EXERCISE AIM:
Identify all lines of the data containing the string "label" and copy them.

(Saved entries)
#####
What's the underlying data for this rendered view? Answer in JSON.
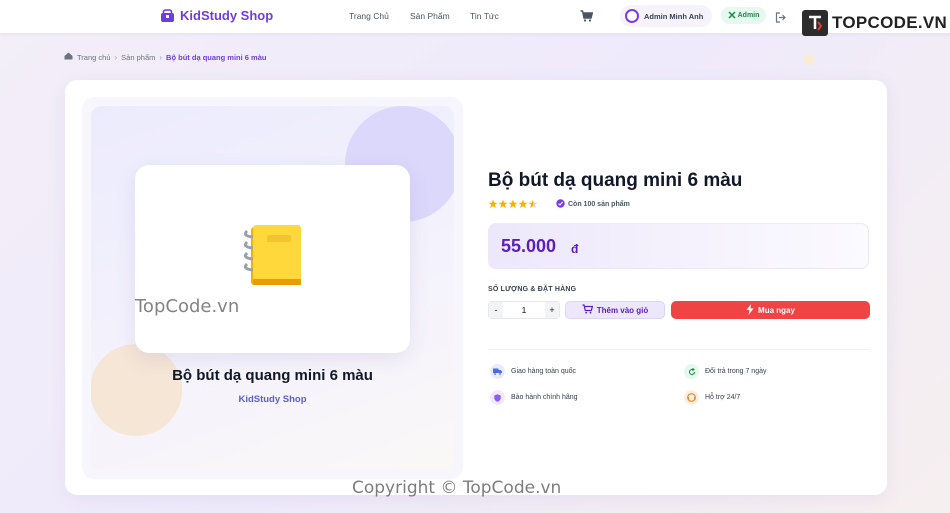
{
  "header": {
    "brand": "KidStudy Shop",
    "nav": [
      "Trang Chủ",
      "Sản Phẩm",
      "Tin Tức"
    ],
    "user_name": "Admin Minh Anh",
    "role_badge": "Admin"
  },
  "breadcrumb": {
    "home": "Trang chủ",
    "products": "Sản phẩm",
    "current": "Bộ bút dạ quang mini 6 màu"
  },
  "product": {
    "image_name": "Bộ bút dạ quang mini 6 màu",
    "brand": "KidStudy Shop",
    "title": "Bộ bút dạ quang mini 6 màu",
    "rating": 4.5,
    "stock": "Còn 100 sản phẩm",
    "price": "55.000",
    "currency": "đ"
  },
  "order": {
    "label": "SỐ LƯỢNG & ĐẶT HÀNG",
    "minus": "-",
    "quantity": "1",
    "plus": "+",
    "add_to_cart": "Thêm vào giỏ",
    "buy_now": "Mua ngay"
  },
  "features": [
    {
      "icon": "truck-icon",
      "label": "Giao hàng toàn quốc"
    },
    {
      "icon": "return-icon",
      "label": "Đổi trả trong 7 ngày"
    },
    {
      "icon": "shield-icon",
      "label": "Bảo hành chính hãng"
    },
    {
      "icon": "support-icon",
      "label": "Hỗ trợ 24/7"
    }
  ],
  "watermark": {
    "logo": "TOPCODE.VN",
    "mid": "TopCode.vn",
    "bottom": "Copyright © TopCode.vn"
  },
  "colors": {
    "accent": "#6d3fd4",
    "price": "#5b21b6",
    "buy": "#ef4444"
  }
}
#####
RESULT FOR THIS TASK:
    "label": "SỐ LƯỢNG & ĐẶT HÀNG",
      "label": "Giao hàng toàn quốc"
      "label": "Đổi trả trong 7 ngày"
      "label": "Bảo hành chính hãng"
      "label": "Hỗ trợ 24/7"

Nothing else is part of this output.